Stated task:
Across the data below, how many lines hold "JSON"? Answer with that number and nothing else.

Collected data entries:
^^^^^^^^

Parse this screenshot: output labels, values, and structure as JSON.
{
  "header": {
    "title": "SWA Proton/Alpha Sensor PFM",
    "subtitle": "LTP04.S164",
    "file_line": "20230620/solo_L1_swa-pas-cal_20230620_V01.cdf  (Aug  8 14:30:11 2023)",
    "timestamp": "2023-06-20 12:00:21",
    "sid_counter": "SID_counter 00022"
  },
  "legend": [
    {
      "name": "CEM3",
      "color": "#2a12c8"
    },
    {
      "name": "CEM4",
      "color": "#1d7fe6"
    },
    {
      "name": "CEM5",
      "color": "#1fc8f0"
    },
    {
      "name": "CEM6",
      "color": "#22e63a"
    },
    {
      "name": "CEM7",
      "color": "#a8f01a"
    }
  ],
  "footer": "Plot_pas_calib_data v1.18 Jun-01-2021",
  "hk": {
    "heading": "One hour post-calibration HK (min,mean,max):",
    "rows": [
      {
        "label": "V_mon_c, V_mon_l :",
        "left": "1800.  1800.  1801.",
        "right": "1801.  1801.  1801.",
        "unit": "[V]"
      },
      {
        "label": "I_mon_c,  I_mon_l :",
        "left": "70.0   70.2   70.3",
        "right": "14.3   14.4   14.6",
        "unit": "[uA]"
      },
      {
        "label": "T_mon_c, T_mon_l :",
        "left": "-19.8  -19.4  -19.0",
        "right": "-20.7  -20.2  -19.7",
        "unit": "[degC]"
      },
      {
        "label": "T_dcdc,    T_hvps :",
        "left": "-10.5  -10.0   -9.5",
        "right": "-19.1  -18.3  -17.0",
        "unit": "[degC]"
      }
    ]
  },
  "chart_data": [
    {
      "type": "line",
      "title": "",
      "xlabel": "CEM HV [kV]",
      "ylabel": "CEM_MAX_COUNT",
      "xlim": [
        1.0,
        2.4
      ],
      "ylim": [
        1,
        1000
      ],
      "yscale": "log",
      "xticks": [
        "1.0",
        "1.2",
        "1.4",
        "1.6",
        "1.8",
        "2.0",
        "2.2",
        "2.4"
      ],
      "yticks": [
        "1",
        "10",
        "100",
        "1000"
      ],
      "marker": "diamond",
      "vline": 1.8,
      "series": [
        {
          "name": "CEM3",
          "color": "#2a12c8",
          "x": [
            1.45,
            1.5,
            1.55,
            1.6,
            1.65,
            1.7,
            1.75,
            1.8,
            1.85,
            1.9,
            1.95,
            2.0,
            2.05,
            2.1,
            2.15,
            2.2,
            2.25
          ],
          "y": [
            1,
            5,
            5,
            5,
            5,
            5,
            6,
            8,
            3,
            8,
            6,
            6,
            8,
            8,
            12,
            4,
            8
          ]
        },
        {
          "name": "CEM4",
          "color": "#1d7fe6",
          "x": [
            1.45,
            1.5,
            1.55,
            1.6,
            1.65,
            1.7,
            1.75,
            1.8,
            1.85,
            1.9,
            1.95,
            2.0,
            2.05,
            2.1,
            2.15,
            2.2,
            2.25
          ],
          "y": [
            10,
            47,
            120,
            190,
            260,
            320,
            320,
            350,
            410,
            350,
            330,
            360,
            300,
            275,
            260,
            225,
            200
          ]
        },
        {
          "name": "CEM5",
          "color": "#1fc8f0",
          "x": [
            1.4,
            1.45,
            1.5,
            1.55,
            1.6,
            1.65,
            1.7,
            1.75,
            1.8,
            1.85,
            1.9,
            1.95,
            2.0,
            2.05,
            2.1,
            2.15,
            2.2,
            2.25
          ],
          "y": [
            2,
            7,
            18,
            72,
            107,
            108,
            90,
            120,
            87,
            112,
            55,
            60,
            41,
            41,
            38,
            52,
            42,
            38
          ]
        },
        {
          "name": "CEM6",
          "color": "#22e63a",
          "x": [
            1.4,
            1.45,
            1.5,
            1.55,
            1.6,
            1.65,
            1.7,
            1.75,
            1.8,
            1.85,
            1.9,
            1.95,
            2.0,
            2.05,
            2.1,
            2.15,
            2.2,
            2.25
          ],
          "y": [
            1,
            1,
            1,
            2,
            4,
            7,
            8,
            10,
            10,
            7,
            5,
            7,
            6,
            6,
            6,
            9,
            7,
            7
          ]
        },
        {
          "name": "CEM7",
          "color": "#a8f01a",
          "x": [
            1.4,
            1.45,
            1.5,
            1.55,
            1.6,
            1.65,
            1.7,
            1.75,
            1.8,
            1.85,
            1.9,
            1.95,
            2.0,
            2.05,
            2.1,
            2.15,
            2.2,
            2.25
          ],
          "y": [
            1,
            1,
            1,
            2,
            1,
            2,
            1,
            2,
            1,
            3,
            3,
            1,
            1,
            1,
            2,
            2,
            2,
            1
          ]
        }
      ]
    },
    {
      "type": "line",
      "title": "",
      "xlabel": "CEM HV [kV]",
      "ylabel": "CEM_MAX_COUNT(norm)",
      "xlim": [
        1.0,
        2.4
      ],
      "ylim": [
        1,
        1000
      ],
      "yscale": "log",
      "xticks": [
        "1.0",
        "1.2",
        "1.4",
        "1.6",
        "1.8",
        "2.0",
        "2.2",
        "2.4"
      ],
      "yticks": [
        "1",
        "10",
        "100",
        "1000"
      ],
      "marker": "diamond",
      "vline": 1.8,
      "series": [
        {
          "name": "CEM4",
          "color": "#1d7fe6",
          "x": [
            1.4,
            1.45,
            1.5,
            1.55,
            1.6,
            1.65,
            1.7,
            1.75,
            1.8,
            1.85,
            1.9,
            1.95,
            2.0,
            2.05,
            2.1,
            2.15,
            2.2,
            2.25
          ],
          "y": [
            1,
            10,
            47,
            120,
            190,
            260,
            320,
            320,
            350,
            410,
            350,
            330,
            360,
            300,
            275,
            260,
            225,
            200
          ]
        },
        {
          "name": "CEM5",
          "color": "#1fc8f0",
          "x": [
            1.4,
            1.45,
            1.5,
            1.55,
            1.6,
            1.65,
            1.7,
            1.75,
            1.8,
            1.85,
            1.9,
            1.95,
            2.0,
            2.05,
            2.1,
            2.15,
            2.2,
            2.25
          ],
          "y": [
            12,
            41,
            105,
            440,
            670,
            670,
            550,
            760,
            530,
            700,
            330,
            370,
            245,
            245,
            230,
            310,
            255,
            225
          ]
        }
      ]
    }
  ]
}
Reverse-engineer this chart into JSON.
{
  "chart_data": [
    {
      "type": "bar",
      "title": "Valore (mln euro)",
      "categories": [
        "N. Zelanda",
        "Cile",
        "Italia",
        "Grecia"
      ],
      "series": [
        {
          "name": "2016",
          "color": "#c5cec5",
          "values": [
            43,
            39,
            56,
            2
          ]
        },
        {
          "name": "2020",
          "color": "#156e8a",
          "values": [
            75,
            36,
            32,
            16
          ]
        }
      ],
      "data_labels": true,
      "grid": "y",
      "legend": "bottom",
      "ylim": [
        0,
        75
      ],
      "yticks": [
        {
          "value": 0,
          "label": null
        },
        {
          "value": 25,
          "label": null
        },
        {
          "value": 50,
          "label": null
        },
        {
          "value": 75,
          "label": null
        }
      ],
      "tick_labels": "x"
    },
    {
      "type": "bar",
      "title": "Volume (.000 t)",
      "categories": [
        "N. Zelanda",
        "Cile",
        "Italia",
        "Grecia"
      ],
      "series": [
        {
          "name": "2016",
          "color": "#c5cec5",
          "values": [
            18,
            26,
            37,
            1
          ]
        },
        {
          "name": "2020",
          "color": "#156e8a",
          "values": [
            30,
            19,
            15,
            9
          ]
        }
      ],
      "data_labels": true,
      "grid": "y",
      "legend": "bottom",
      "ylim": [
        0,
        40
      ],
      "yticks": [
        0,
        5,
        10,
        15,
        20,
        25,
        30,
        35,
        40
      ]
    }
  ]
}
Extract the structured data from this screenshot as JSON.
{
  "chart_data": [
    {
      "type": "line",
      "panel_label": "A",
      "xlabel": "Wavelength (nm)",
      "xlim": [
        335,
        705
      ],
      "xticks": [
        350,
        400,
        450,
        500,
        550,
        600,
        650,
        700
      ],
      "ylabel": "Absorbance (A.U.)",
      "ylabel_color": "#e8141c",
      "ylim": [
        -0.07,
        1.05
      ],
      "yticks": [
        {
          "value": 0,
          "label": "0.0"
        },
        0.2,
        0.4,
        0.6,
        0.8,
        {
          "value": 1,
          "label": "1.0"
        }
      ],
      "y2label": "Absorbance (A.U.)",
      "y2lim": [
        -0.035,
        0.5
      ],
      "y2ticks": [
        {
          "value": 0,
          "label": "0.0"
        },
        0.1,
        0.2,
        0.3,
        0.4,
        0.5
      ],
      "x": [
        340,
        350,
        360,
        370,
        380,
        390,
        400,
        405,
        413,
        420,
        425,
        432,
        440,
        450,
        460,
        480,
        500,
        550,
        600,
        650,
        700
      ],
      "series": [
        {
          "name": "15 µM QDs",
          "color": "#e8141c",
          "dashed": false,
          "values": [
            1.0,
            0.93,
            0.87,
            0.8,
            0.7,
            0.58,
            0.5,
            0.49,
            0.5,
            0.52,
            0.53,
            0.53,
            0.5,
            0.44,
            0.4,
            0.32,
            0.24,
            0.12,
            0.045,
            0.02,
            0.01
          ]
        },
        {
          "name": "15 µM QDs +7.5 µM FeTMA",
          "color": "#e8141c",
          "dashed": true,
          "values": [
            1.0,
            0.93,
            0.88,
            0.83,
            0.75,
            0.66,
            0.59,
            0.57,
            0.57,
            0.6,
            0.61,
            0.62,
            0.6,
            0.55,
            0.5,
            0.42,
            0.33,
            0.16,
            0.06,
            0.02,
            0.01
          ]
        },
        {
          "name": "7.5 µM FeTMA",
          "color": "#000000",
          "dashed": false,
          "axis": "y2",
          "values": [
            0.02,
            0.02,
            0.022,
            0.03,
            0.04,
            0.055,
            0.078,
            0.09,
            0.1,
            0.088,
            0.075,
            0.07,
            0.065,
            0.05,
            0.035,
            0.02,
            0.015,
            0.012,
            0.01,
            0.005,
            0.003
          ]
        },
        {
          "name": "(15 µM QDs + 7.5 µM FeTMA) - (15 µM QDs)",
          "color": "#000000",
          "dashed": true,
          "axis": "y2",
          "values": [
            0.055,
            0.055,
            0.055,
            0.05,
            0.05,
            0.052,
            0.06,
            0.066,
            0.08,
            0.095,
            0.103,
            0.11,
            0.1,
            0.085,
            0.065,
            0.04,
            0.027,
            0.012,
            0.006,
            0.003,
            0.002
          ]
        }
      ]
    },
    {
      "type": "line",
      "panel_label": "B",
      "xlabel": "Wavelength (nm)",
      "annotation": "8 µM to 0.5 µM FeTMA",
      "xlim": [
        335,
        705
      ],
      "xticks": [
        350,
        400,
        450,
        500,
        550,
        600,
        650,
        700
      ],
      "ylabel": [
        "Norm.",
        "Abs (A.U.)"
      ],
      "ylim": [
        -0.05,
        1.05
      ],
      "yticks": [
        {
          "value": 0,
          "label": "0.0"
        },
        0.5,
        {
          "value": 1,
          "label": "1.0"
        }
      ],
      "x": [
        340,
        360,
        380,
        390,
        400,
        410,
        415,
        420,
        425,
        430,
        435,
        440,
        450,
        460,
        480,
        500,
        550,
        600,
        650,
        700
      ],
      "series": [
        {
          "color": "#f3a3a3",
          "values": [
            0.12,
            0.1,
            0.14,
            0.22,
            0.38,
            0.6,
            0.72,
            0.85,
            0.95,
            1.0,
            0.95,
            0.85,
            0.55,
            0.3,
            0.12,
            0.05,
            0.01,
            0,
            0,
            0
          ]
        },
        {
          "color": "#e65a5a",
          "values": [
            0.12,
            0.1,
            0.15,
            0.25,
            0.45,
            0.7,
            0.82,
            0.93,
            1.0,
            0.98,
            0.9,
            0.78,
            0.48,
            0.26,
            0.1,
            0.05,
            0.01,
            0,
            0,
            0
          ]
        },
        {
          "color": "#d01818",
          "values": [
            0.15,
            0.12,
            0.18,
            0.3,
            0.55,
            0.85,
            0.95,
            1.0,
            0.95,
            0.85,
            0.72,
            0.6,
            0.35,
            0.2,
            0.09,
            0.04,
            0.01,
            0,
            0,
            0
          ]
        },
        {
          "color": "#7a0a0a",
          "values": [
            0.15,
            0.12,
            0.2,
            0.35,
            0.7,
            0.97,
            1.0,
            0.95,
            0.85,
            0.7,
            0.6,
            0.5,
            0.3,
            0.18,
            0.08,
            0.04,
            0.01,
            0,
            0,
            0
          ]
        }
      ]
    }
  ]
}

^^^^^^^^

Finished exercise:
3